> [Exercise aim]: Copy, from the listing, every line in which the string "Pathologic" is present.

> [Data provided]:
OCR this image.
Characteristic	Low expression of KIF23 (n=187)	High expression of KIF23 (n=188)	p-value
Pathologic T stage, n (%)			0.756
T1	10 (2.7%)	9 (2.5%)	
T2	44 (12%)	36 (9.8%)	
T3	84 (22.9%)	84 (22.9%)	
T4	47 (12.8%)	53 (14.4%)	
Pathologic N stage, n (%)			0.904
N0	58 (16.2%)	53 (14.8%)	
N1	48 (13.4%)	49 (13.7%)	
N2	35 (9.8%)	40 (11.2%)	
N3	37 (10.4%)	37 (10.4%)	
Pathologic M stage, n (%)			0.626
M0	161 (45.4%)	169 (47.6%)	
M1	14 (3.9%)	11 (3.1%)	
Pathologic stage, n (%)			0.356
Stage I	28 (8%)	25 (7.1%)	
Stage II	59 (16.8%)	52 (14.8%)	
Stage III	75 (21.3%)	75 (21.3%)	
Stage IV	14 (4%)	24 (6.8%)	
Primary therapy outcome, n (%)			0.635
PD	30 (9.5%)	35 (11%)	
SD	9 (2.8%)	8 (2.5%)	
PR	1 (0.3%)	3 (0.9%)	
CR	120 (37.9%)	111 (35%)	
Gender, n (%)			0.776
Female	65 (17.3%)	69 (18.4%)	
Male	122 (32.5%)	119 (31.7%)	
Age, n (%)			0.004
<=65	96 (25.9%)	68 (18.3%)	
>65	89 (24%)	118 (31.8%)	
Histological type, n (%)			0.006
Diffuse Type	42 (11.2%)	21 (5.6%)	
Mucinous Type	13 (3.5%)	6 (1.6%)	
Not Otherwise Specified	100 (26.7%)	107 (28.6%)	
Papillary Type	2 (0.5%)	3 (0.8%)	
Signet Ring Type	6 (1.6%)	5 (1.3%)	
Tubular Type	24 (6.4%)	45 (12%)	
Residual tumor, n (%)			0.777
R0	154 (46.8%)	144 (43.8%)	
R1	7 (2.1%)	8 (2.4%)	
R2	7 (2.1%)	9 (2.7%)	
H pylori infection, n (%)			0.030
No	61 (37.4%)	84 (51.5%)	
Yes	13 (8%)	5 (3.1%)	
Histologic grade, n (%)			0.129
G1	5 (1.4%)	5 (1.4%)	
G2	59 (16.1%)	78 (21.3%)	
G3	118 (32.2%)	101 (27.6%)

> [Solution to the exercise]:
Pathologic T stage, n (%)			0.756
Pathologic N stage, n (%)			0.904
Pathologic M stage, n (%)			0.626
Pathologic stage, n (%)			0.356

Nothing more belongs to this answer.